Your goal. How many lines of the data include the string "샤스타데이지"? State the number and nothing else.

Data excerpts
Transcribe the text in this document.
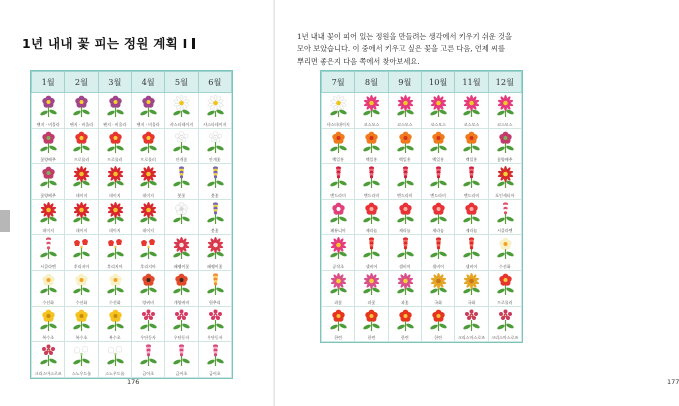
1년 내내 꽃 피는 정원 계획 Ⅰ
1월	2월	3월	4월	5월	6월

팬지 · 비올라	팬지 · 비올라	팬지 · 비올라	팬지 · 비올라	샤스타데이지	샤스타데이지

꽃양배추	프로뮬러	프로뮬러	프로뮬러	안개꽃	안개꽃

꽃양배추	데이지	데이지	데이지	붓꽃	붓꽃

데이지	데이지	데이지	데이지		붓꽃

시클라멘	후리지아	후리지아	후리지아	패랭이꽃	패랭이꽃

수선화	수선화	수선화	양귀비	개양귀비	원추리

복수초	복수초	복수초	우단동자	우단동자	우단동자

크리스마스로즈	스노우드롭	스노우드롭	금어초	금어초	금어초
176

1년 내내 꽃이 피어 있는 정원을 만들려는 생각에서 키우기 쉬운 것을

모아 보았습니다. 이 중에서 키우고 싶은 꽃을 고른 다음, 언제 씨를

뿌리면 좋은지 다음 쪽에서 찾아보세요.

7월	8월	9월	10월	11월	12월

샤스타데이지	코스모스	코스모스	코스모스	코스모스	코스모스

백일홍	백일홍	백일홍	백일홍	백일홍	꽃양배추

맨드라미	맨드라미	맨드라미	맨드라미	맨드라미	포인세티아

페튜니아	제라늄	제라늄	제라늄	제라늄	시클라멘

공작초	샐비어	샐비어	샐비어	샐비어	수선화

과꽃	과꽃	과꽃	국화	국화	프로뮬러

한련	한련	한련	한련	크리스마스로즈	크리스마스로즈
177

The response. 2